What you are asked to do:
Reproduce the records below in their entirety, character for character.

Source records:

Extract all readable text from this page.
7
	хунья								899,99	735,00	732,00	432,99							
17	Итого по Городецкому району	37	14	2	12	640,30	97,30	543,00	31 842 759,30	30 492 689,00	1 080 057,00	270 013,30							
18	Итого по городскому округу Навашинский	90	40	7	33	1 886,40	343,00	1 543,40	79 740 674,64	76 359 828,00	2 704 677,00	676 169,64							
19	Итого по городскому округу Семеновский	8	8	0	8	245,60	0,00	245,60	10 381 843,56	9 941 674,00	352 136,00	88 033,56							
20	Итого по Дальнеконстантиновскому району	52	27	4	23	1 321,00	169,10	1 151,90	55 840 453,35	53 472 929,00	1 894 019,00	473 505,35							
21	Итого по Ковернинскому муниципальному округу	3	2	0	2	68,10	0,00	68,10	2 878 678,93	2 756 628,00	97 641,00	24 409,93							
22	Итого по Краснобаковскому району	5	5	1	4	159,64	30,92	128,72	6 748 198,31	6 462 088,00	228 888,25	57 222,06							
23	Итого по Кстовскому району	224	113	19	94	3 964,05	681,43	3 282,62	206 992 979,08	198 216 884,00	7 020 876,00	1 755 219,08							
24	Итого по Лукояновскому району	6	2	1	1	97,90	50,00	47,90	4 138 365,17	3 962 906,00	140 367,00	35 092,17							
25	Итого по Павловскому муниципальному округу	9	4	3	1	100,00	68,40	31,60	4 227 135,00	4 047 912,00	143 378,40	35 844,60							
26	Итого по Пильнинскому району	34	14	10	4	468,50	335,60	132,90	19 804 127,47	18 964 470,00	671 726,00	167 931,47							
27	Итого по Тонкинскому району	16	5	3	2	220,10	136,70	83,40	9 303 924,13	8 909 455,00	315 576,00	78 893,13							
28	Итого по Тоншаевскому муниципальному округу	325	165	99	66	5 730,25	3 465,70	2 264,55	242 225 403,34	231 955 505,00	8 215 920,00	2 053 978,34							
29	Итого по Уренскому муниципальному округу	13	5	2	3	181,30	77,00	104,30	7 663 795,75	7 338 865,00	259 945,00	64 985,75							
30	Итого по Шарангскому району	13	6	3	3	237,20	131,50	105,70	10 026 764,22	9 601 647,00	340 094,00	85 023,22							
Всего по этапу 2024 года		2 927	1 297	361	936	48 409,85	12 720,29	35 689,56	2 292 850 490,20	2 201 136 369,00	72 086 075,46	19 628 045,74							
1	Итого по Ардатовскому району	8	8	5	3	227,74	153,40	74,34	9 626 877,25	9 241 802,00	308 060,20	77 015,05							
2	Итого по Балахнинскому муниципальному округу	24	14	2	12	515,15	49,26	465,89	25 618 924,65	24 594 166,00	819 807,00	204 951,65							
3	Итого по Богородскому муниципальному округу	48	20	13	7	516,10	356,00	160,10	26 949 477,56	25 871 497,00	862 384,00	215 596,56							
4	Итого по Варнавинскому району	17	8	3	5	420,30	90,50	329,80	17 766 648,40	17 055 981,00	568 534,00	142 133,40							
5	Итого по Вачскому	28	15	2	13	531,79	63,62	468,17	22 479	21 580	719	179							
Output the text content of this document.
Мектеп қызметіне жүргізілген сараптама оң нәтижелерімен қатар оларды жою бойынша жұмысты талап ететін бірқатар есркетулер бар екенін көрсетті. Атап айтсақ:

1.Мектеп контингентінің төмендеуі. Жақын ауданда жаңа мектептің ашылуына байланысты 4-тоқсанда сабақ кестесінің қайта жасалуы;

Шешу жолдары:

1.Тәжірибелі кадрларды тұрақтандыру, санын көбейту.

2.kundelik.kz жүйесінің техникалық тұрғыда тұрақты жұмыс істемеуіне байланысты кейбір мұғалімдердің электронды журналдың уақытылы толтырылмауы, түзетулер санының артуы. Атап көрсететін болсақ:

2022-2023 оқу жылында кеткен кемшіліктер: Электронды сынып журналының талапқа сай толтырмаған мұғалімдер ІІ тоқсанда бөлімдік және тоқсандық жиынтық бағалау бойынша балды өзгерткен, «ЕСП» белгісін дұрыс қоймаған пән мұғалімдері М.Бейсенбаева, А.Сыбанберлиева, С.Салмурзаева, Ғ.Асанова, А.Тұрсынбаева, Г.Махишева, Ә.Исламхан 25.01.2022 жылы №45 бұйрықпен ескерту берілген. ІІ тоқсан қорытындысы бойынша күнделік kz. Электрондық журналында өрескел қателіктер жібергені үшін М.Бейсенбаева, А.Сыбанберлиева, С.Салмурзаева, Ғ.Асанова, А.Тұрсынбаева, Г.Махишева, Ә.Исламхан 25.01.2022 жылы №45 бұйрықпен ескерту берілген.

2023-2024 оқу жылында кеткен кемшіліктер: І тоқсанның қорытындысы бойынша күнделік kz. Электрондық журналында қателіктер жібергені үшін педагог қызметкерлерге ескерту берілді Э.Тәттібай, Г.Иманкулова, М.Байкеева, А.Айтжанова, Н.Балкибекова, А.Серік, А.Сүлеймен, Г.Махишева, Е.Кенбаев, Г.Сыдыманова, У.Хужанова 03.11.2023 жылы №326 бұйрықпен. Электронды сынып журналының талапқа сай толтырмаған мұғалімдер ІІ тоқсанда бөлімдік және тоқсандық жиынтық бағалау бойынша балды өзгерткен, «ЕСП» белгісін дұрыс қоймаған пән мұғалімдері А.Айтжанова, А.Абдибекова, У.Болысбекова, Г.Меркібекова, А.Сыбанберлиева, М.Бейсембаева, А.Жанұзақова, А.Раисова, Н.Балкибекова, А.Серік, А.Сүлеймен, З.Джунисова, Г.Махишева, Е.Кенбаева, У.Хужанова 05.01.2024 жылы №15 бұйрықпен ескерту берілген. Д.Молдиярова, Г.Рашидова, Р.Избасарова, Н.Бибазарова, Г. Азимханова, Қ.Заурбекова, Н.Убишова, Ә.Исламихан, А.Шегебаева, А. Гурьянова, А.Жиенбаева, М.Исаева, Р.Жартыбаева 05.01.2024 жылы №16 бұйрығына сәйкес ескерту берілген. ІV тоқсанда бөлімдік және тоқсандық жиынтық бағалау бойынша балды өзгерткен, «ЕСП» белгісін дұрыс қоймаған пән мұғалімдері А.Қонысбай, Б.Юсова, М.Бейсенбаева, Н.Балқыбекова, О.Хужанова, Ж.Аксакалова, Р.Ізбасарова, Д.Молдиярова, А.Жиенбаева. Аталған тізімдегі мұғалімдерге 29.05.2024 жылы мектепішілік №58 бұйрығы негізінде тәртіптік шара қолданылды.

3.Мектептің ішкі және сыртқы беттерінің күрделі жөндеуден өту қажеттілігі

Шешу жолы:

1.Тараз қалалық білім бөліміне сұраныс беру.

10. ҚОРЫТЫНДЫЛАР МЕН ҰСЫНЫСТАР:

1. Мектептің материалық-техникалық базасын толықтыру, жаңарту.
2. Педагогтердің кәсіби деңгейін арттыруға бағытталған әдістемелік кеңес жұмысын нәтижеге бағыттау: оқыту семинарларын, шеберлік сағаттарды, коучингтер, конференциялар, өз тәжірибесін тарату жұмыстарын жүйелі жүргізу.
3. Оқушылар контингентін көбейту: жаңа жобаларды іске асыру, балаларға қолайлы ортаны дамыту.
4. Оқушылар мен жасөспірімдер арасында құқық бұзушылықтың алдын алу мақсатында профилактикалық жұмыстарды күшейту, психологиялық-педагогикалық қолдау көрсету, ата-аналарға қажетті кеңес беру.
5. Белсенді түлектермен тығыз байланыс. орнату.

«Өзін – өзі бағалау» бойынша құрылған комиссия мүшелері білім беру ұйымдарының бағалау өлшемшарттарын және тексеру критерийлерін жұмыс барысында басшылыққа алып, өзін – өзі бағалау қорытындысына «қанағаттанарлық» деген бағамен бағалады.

Completed exercise:
Extract all readable text from this page.
7
	хунья								899,99	735,00	732,00	432,99							
17	Итого по Городецкому району	37	14	2	12	640,30	97,30	543,00	31 842 759,30	30 492 689,00	1 080 057,00	270 013,30							
18	Итого по городскому округу Навашинский	90	40	7	33	1 886,40	343,00	1 543,40	79 740 674,64	76 359 828,00	2 704 677,00	676 169,64							
19	Итого по городскому округу Семеновский	8	8	0	8	245,60	0,00	245,60	10 381 843,56	9 941 674,00	352 136,00	88 033,56							
20	Итого по Дальнеконстантиновскому району	52	27	4	23	1 321,00	169,10	1 151,90	55 840 453,35	53 472 929,00	1 894 019,00	473 505,35							
21	Итого по Ковернинскому муниципальному округу	3	2	0	2	68,10	0,00	68,10	2 878 678,93	2 756 628,00	97 641,00	24 409,93							
22	Итого по Краснобаковскому району	5	5	1	4	159,64	30,92	128,72	6 748 198,31	6 462 088,00	228 888,25	57 222,06							
23	Итого по Кстовскому району	224	113	19	94	3 964,05	681,43	3 282,62	206 992 979,08	198 216 884,00	7 020 876,00	1 755 219,08							
24	Итого по Лукояновскому району	6	2	1	1	97,90	50,00	47,90	4 138 365,17	3 962 906,00	140 367,00	35 092,17							
25	Итого по Павловскому муниципальному округу	9	4	3	1	100,00	68,40	31,60	4 227 135,00	4 047 912,00	143 378,40	35 844,60							
26	Итого по Пильнинскому району	34	14	10	4	468,50	335,60	132,90	19 804 127,47	18 964 470,00	671 726,00	167 931,47							
27	Итого по Тонкинскому району	16	5	3	2	220,10	136,70	83,40	9 303 924,13	8 909 455,00	315 576,00	78 893,13							
28	Итого по Тоншаевскому муниципальному округу	325	165	99	66	5 730,25	3 465,70	2 264,55	242 225 403,34	231 955 505,00	8 215 920,00	2 053 978,34							
29	Итого по Уренскому муниципальному округу	13	5	2	3	181,30	77,00	104,30	7 663 795,75	7 338 865,00	259 945,00	64 985,75							
30	Итого по Шарангскому району	13	6	3	3	237,20	131,50	105,70	10 026 764,22	9 601 647,00	340 094,00	85 023,22							
Всего по этапу 2024 года		2 927	1 297	361	936	48 409,85	12 720,29	35 689,56	2 292 850 490,20	2 201 136 369,00	72 086 075,46	19 628 045,74							
1	Итого по Ардатовскому району	8	8	5	3	227,74	153,40	74,34	9 626 877,25	9 241 802,00	308 060,20	77 015,05							
2	Итого по Балахнинскому муниципальному округу	24	14	2	12	515,15	49,26	465,89	25 618 924,65	24 594 166,00	819 807,00	204 951,65							
3	Итого по Богородскому муниципальному округу	48	20	13	7	516,10	356,00	160,10	26 949 477,56	25 871 497,00	862 384,00	215 596,56							
4	Итого по Варнавинскому району	17	8	3	5	420,30	90,50	329,80	17 766 648,40	17 055 981,00	568 534,00	142 133,40							
5	Итого по Вачскому	28	15	2	13	531,79	63,62	468,17	22 479	21 580	719	179							
Output the text content of this document.
Мектеп қызметіне жүргізілген сараптама оң нәтижелерімен қатар оларды жою бойынша жұмысты талап ететін бірқатар есркетулер бар екенін көрсетті. Атап айтсақ:

1.Мектеп контингентінің төмендеуі. Жақын ауданда жаңа мектептің ашылуына байланысты 4-тоқсанда сабақ кестесінің қайта жасалуы;

Шешу жолдары:

1.Тәжірибелі кадрларды тұрақтандыру, санын көбейту.

2.kundelik.kz жүйесінің техникалық тұрғыда тұрақты жұмыс істемеуіне байланысты кейбір мұғалімдердің электронды журналдың уақытылы толтырылмауы, түзетулер санының артуы. Атап көрсететін болсақ:

2022-2023 оқу жылында кеткен кемшіліктер: Электронды сынып журналының талапқа сай толтырмаған мұғалімдер ІІ тоқсанда бөлімдік және тоқсандық жиынтық бағалау бойынша балды өзгерткен, «ЕСП» белгісін дұрыс қоймаған пән мұғалімдері М.Бейсенбаева, А.Сыбанберлиева, С.Салмурзаева, Ғ.Асанова, А.Тұрсынбаева, Г.Махишева, Ә.Исламхан 25.01.2022 жылы №45 бұйрықпен ескерту берілген. ІІ тоқсан қорытындысы бойынша күнделік kz. Электрондық журналында өрескел қателіктер жібергені үшін М.Бейсенбаева, А.Сыбанберлиева, С.Салмурзаева, Ғ.Асанова, А.Тұрсынбаева, Г.Махишева, Ә.Исламхан 25.01.2022 жылы №45 бұйрықпен ескерту берілген.

2023-2024 оқу жылында кеткен кемшіліктер: І тоқсанның қорытындысы бойынша күнделік kz. Электрондық журналында қателіктер жібергені үшін педагог қызметкерлерге ескерту берілді Э.Тәттібай, Г.Иманкулова, М.Байкеева, А.Айтжанова, Н.Балкибекова, А.Серік, А.Сүлеймен, Г.Махишева, Е.Кенбаев, Г.Сыдыманова, У.Хужанова 03.11.2023 жылы №326 бұйрықпен. Электронды сынып журналының талапқа сай толтырмаған мұғалімдер ІІ тоқсанда бөлімдік және тоқсандық жиынтық бағалау бойынша балды өзгерткен, «ЕСП» белгісін дұрыс қоймаған пән мұғалімдері А.Айтжанова, А.Абдибекова, У.Болысбекова, Г.Меркібекова, А.Сыбанберлиева, М.Бейсембаева, А.Жанұзақова, А.Раисова, Н.Балкибекова, А.Серік, А.Сүлеймен, З.Джунисова, Г.Махишева, Е.Кенбаева, У.Хужанова 05.01.2024 жылы №15 бұйрықпен ескерту берілген. Д.Молдиярова, Г.Рашидова, Р.Избасарова, Н.Бибазарова, Г. Азимханова, Қ.Заурбекова, Н.Убишова, Ә.Исламихан, А.Шегебаева, А. Гурьянова, А.Жиенбаева, М.Исаева, Р.Жартыбаева 05.01.2024 жылы №16 бұйрығына сәйкес ескерту берілген. ІV тоқсанда бөлімдік және тоқсандық жиынтық бағалау бойынша балды өзгерткен, «ЕСП» белгісін дұрыс қоймаған пән мұғалімдері А.Қонысбай, Б.Юсова, М.Бейсенбаева, Н.Балқыбекова, О.Хужанова, Ж.Аксакалова, Р.Ізбасарова, Д.Молдиярова, А.Жиенбаева. Аталған тізімдегі мұғалімдерге 29.05.2024 жылы мектепішілік №58 бұйрығы негізінде тәртіптік шара қолданылды.

3.Мектептің ішкі және сыртқы беттерінің күрделі жөндеуден өту қажеттілігі

Шешу жолы:

1.Тараз қалалық білім бөліміне сұраныс беру.

10. ҚОРЫТЫНДЫЛАР МЕН ҰСЫНЫСТАР:

1. Мектептің материалық-техникалық базасын толықтыру, жаңарту.
2. Педагогтердің кәсіби деңгейін арттыруға бағытталған әдістемелік кеңес жұмысын нәтижеге бағыттау: оқыту семинарларын, шеберлік сағаттарды, коучингтер, конференциялар, өз тәжірибесін тарату жұмыстарын жүйелі жүргізу.
3. Оқушылар контингентін көбейту: жаңа жобаларды іске асыру, балаларға қолайлы ортаны дамыту.
4. Оқушылар мен жасөспірімдер арасында құқық бұзушылықтың алдын алу мақсатында профилактикалық жұмыстарды күшейту, психологиялық-педагогикалық қолдау көрсету, ата-аналарға қажетті кеңес беру.
5. Белсенді түлектермен тығыз байланыс. орнату.

«Өзін – өзі бағалау» бойынша құрылған комиссия мүшелері білім беру ұйымдарының бағалау өлшемшарттарын және тексеру критерийлерін жұмыс барысында басшылыққа алып, өзін – өзі бағалау қорытындысына «қанағаттанарлық» деген бағамен бағалады.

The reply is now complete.